# Extrait
Dow et Dupont pourraient fusionner pour donner naissance à un géant de la chimie

Dow et Dupont pourraient fusionner pour donner naissance à un géant de la chimie

Les deux géants de la chimie Dow Chemical et DuPont pourraient annoncer dans les prochains jours leur fusion pour donner naissance à un géant, pesant près de 120 milliards de dollars en Bourse. Une fusion risque de compliquer le redressement de la chimie européenne et entraîner d'autres rapprochements.

Selon des sources bancaires, Dow Chemical et DuPont veulent fusionner, pour 120 milliards de dollars, afin de créer un géant, avec des activités allant des pesticides aux semences transgéniques en passant par l'isolant thermique Styrofoam et la fibre synthétique Kevlar, utilisée dans la fabrication de gilets pare-balles.

# Consigne de travail 1
Traduisez en anglais la phrase suivante de l'extrait sur la fusion de Dow et DuPont : « Une fusion risque de compliquer le redressement de la chimie européenne et entraîner d'autres rapprochements. »
# Consigne de travail 2
Modifiez le passage de l'extrait sur la fusion de Dow et DuPont qui s'ouvre sur les mots « Selon des sources » et se termine par « de gilets pare-balles. » : reproduisez-le en substituant « engrais » à « pesticides ».

# Enregistrements fournis
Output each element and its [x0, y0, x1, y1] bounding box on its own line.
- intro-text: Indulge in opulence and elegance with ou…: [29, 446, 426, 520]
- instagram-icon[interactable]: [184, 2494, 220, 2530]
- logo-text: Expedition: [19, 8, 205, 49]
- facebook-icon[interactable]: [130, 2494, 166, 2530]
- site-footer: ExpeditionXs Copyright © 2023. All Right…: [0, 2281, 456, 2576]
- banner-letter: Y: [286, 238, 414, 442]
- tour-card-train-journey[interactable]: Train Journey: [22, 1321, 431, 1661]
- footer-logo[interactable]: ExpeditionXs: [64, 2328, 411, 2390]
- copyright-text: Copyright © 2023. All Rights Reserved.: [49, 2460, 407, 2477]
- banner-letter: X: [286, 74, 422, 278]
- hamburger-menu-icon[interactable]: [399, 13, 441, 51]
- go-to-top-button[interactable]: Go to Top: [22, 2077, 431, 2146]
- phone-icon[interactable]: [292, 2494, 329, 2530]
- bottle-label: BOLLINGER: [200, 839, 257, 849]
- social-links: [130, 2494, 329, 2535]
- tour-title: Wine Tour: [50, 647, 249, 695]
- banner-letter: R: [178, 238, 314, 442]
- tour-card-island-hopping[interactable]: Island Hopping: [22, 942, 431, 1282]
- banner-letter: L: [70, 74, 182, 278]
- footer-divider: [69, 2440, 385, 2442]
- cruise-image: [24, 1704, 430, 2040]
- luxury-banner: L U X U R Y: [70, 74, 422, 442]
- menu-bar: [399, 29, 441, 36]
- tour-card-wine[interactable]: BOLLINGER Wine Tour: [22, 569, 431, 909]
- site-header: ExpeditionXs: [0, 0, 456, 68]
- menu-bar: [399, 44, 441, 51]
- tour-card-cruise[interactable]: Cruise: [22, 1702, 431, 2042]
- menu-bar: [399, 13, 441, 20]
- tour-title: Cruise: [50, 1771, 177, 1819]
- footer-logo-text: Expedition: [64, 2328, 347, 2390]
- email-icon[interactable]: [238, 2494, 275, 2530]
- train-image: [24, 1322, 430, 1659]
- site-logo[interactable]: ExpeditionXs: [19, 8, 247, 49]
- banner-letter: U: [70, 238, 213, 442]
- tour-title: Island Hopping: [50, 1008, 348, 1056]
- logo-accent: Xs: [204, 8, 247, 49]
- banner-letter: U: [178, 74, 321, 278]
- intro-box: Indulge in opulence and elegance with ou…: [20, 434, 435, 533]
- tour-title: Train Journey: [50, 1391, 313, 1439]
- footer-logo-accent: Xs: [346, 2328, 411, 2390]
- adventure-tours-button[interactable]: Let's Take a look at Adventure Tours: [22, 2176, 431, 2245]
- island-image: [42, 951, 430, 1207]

# Résultat obtenu 1
A merger could complicate the recovery of the European chemical industry and lead to other consolidations.

# Résultat obtenu 2
Selon des sources bancaires, Dow Chemical et DuPont veulent fusionner, pour 120 milliards de dollars, afin de créer un géant, avec des activités allant des engrais aux semences transgéniques en passant par l'isolant thermique Styrofoam et la fibre synthétique Kevlar, utilisée dans la fabrication de gilets pare-balles.